■ Aim ■
Assemble all lines in which the string "Outlook" appears.

Figure record listings:
▬▬▬▬▬▬▬▬▬▬
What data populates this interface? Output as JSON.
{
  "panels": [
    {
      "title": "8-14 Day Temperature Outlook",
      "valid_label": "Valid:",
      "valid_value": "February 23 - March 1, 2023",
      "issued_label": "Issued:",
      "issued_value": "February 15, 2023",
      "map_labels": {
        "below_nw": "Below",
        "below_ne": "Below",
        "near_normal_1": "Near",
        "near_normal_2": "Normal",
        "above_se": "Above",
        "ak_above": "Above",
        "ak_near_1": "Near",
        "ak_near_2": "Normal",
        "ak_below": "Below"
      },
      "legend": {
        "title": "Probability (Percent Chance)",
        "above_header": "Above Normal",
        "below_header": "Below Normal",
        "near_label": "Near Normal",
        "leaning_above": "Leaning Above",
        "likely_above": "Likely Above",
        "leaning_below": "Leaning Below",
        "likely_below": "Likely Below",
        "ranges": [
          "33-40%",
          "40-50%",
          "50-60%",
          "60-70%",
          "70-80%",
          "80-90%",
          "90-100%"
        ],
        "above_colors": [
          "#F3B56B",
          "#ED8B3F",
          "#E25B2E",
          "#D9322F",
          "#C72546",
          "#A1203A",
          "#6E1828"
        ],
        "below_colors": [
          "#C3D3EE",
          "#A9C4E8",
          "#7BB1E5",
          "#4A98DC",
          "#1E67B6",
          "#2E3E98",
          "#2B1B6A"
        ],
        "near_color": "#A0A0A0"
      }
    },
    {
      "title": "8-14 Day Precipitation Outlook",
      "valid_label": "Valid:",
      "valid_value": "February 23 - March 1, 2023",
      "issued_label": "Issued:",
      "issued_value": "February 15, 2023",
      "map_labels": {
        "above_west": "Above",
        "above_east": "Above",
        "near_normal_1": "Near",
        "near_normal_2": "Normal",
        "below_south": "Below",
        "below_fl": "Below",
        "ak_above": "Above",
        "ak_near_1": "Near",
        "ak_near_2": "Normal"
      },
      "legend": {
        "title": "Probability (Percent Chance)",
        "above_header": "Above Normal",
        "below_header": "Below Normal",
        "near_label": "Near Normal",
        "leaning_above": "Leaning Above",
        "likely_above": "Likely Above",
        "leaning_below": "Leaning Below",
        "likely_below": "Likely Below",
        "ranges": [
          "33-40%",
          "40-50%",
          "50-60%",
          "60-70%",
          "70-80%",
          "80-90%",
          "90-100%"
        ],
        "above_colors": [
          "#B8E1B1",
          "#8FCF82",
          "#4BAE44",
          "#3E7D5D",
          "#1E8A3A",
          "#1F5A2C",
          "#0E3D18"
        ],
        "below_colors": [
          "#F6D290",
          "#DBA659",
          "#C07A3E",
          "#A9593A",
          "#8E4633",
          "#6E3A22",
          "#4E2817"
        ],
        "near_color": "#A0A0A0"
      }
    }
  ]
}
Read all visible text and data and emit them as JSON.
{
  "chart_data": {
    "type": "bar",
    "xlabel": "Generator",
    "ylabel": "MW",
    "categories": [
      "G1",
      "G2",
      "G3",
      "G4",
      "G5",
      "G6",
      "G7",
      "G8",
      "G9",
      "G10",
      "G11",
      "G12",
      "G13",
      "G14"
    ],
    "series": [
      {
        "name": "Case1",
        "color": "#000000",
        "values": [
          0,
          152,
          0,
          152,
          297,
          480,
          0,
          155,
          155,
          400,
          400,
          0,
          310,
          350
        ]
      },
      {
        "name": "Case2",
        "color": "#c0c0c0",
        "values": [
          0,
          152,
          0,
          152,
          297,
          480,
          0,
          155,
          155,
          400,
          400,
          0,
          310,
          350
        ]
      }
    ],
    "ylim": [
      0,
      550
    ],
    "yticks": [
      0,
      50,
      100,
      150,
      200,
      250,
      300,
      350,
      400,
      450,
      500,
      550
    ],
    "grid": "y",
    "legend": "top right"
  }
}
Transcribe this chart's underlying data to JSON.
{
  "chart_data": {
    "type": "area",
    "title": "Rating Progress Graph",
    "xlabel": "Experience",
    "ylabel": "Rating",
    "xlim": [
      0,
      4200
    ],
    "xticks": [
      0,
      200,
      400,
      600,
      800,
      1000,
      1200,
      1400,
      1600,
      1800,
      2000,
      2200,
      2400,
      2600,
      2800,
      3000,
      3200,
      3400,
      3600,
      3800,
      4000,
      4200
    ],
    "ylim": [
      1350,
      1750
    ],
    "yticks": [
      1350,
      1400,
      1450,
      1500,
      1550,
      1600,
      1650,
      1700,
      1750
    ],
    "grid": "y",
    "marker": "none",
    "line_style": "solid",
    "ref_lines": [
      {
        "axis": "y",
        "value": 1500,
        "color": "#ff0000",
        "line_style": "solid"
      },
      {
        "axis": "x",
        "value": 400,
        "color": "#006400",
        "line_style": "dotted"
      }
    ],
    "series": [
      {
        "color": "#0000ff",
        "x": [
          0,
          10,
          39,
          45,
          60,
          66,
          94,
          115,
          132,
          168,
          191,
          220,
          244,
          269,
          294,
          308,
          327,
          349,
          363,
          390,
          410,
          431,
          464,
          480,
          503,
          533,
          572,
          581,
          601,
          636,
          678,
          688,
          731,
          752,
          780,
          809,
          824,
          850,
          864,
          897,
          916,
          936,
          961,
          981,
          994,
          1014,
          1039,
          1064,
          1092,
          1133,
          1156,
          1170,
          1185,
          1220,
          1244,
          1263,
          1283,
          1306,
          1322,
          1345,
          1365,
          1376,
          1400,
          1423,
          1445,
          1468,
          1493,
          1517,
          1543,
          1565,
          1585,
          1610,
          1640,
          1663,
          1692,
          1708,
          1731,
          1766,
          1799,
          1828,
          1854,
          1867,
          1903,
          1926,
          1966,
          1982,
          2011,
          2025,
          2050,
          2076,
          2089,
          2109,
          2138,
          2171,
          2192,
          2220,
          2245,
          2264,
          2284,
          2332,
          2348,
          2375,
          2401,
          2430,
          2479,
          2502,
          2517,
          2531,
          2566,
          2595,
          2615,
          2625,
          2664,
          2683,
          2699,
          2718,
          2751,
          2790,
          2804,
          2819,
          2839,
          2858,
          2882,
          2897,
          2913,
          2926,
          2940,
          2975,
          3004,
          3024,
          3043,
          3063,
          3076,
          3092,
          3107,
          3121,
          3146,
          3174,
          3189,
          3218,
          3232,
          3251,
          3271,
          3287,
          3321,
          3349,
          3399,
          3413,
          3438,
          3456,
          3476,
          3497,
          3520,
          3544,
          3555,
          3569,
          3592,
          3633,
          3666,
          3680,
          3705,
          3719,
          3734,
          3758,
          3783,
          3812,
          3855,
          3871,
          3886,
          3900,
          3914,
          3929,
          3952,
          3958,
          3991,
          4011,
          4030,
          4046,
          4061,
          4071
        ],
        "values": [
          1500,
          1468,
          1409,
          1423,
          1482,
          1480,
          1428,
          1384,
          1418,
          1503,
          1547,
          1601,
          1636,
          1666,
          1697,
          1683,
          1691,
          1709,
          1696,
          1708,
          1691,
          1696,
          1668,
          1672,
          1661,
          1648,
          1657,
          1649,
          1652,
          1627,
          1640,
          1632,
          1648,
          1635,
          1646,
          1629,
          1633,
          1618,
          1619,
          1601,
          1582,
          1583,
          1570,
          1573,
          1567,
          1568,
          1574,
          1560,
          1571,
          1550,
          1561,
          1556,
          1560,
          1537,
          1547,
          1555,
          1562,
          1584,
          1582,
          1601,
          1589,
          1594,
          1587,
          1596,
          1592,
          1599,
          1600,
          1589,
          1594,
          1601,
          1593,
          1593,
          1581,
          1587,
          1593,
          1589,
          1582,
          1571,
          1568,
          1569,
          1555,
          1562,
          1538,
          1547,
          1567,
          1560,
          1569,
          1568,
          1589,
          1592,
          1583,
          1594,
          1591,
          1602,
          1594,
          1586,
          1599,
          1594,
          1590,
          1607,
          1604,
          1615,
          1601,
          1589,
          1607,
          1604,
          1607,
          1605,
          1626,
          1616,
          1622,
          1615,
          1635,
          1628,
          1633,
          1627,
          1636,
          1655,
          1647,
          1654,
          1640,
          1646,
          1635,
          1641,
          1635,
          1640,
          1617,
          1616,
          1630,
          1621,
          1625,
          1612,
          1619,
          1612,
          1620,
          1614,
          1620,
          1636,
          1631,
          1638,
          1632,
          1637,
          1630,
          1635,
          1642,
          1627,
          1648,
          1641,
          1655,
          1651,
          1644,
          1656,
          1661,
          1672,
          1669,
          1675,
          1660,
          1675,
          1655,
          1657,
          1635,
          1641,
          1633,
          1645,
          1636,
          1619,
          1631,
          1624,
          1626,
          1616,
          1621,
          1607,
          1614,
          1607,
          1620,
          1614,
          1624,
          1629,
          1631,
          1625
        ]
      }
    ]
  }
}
▬▬▬▬▬▬▬▬▬▬
■ Exercise result ■
      "title": "8-14 Day Temperature Outlook",
      "title": "8-14 Day Precipitation Outlook",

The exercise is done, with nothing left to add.